--- Start DATASET ---
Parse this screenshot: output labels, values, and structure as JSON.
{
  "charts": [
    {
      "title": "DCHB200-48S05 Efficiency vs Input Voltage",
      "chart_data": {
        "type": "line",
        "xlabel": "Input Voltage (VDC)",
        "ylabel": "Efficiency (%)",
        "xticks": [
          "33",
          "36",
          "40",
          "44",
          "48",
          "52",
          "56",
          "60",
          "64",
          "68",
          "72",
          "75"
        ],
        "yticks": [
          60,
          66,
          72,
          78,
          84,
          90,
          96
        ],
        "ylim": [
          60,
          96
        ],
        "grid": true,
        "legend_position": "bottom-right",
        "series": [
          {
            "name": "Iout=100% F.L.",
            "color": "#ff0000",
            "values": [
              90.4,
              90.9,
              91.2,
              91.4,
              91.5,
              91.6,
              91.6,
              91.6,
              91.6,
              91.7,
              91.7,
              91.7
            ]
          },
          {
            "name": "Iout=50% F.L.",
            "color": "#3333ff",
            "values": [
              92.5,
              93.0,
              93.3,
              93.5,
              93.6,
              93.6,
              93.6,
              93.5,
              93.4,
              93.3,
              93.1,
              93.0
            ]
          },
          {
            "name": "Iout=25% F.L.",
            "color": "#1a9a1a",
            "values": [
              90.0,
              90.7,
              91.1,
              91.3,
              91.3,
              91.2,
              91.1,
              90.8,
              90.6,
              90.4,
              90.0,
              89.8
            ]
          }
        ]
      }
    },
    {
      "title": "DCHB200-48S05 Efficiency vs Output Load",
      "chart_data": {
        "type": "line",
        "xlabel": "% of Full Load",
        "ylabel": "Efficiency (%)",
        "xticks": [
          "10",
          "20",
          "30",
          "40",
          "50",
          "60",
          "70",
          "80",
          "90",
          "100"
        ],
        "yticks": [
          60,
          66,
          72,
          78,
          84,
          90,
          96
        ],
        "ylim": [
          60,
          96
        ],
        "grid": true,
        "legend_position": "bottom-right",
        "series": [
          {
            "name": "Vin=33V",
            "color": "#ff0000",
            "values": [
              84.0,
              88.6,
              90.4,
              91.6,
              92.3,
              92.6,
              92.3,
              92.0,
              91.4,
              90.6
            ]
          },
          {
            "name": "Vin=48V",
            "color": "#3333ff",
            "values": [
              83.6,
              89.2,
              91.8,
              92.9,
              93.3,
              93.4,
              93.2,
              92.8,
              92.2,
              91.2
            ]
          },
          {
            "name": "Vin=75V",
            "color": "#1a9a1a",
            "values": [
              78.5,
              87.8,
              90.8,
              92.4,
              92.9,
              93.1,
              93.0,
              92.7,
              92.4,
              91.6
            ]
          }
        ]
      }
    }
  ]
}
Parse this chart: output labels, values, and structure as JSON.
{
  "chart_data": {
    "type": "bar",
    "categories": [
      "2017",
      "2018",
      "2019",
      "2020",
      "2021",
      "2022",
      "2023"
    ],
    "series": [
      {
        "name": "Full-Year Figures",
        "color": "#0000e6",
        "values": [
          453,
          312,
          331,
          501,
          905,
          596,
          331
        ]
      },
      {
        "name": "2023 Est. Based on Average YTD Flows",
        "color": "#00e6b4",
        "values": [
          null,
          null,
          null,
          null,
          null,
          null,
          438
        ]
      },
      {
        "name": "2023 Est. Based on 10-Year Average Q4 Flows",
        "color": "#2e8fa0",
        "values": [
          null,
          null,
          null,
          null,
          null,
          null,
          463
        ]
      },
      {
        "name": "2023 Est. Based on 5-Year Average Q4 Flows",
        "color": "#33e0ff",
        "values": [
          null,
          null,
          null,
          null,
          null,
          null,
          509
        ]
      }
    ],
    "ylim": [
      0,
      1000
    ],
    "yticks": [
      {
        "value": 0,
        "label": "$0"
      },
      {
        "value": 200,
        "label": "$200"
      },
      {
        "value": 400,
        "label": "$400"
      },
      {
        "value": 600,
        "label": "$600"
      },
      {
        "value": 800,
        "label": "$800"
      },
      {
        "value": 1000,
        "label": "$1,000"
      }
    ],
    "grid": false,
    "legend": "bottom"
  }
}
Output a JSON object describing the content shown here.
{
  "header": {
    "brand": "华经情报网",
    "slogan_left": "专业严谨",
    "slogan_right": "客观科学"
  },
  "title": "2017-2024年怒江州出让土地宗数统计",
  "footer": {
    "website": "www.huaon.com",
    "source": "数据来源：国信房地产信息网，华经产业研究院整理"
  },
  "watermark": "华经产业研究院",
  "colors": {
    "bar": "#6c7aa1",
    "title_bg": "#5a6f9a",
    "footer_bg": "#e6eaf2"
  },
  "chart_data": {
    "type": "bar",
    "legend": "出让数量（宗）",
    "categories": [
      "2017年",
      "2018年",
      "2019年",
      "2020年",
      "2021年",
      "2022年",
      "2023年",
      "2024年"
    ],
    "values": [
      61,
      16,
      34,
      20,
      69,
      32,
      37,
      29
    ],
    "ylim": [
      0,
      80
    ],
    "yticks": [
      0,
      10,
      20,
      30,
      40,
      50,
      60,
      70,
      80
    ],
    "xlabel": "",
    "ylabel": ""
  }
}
--- End DATASET ---
PROBLEM TO SOLVE: Print every entry exactly as written.

REPLY TO THE EXERCISE:
Parse this screenshot: output labels, values, and structure as JSON.
{
  "charts": [
    {
      "title": "DCHB200-48S05 Efficiency vs Input Voltage",
      "chart_data": {
        "type": "line",
        "xlabel": "Input Voltage (VDC)",
        "ylabel": "Efficiency (%)",
        "xticks": [
          "33",
          "36",
          "40",
          "44",
          "48",
          "52",
          "56",
          "60",
          "64",
          "68",
          "72",
          "75"
        ],
        "yticks": [
          60,
          66,
          72,
          78,
          84,
          90,
          96
        ],
        "ylim": [
          60,
          96
        ],
        "grid": true,
        "legend_position": "bottom-right",
        "series": [
          {
            "name": "Iout=100% F.L.",
            "color": "#ff0000",
            "values": [
              90.4,
              90.9,
              91.2,
              91.4,
              91.5,
              91.6,
              91.6,
              91.6,
              91.6,
              91.7,
              91.7,
              91.7
            ]
          },
          {
            "name": "Iout=50% F.L.",
            "color": "#3333ff",
            "values": [
              92.5,
              93.0,
              93.3,
              93.5,
              93.6,
              93.6,
              93.6,
              93.5,
              93.4,
              93.3,
              93.1,
              93.0
            ]
          },
          {
            "name": "Iout=25% F.L.",
            "color": "#1a9a1a",
            "values": [
              90.0,
              90.7,
              91.1,
              91.3,
              91.3,
              91.2,
              91.1,
              90.8,
              90.6,
              90.4,
              90.0,
              89.8
            ]
          }
        ]
      }
    },
    {
      "title": "DCHB200-48S05 Efficiency vs Output Load",
      "chart_data": {
        "type": "line",
        "xlabel": "% of Full Load",
        "ylabel": "Efficiency (%)",
        "xticks": [
          "10",
          "20",
          "30",
          "40",
          "50",
          "60",
          "70",
          "80",
          "90",
          "100"
        ],
        "yticks": [
          60,
          66,
          72,
          78,
          84,
          90,
          96
        ],
        "ylim": [
          60,
          96
        ],
        "grid": true,
        "legend_position": "bottom-right",
        "series": [
          {
            "name": "Vin=33V",
            "color": "#ff0000",
            "values": [
              84.0,
              88.6,
              90.4,
              91.6,
              92.3,
              92.6,
              92.3,
              92.0,
              91.4,
              90.6
            ]
          },
          {
            "name": "Vin=48V",
            "color": "#3333ff",
            "values": [
              83.6,
              89.2,
              91.8,
              92.9,
              93.3,
              93.4,
              93.2,
              92.8,
              92.2,
              91.2
            ]
          },
          {
            "name": "Vin=75V",
            "color": "#1a9a1a",
            "values": [
              78.5,
              87.8,
              90.8,
              92.4,
              92.9,
              93.1,
              93.0,
              92.7,
              92.4,
              91.6
            ]
          }
        ]
      }
    }
  ]
}
Parse this chart: output labels, values, and structure as JSON.
{
  "chart_data": {
    "type": "bar",
    "categories": [
      "2017",
      "2018",
      "2019",
      "2020",
      "2021",
      "2022",
      "2023"
    ],
    "series": [
      {
        "name": "Full-Year Figures",
        "color": "#0000e6",
        "values": [
          453,
          312,
          331,
          501,
          905,
          596,
          331
        ]
      },
      {
        "name": "2023 Est. Based on Average YTD Flows",
        "color": "#00e6b4",
        "values": [
          null,
          null,
          null,
          null,
          null,
          null,
          438
        ]
      },
      {
        "name": "2023 Est. Based on 10-Year Average Q4 Flows",
        "color": "#2e8fa0",
        "values": [
          null,
          null,
          null,
          null,
          null,
          null,
          463
        ]
      },
      {
        "name": "2023 Est. Based on 5-Year Average Q4 Flows",
        "color": "#33e0ff",
        "values": [
          null,
          null,
          null,
          null,
          null,
          null,
          509
        ]
      }
    ],
    "ylim": [
      0,
      1000
    ],
    "yticks": [
      {
        "value": 0,
        "label": "$0"
      },
      {
        "value": 200,
        "label": "$200"
      },
      {
        "value": 400,
        "label": "$400"
      },
      {
        "value": 600,
        "label": "$600"
      },
      {
        "value": 800,
        "label": "$800"
      },
      {
        "value": 1000,
        "label": "$1,000"
      }
    ],
    "grid": false,
    "legend": "bottom"
  }
}
Output a JSON object describing the content shown here.
{
  "header": {
    "brand": "华经情报网",
    "slogan_left": "专业严谨",
    "slogan_right": "客观科学"
  },
  "title": "2017-2024年怒江州出让土地宗数统计",
  "footer": {
    "website": "www.huaon.com",
    "source": "数据来源：国信房地产信息网，华经产业研究院整理"
  },
  "watermark": "华经产业研究院",
  "colors": {
    "bar": "#6c7aa1",
    "title_bg": "#5a6f9a",
    "footer_bg": "#e6eaf2"
  },
  "chart_data": {
    "type": "bar",
    "legend": "出让数量（宗）",
    "categories": [
      "2017年",
      "2018年",
      "2019年",
      "2020年",
      "2021年",
      "2022年",
      "2023年",
      "2024年"
    ],
    "values": [
      61,
      16,
      34,
      20,
      69,
      32,
      37,
      29
    ],
    "ylim": [
      0,
      80
    ],
    "yticks": [
      0,
      10,
      20,
      30,
      40,
      50,
      60,
      70,
      80
    ],
    "xlabel": "",
    "ylabel": ""
  }
}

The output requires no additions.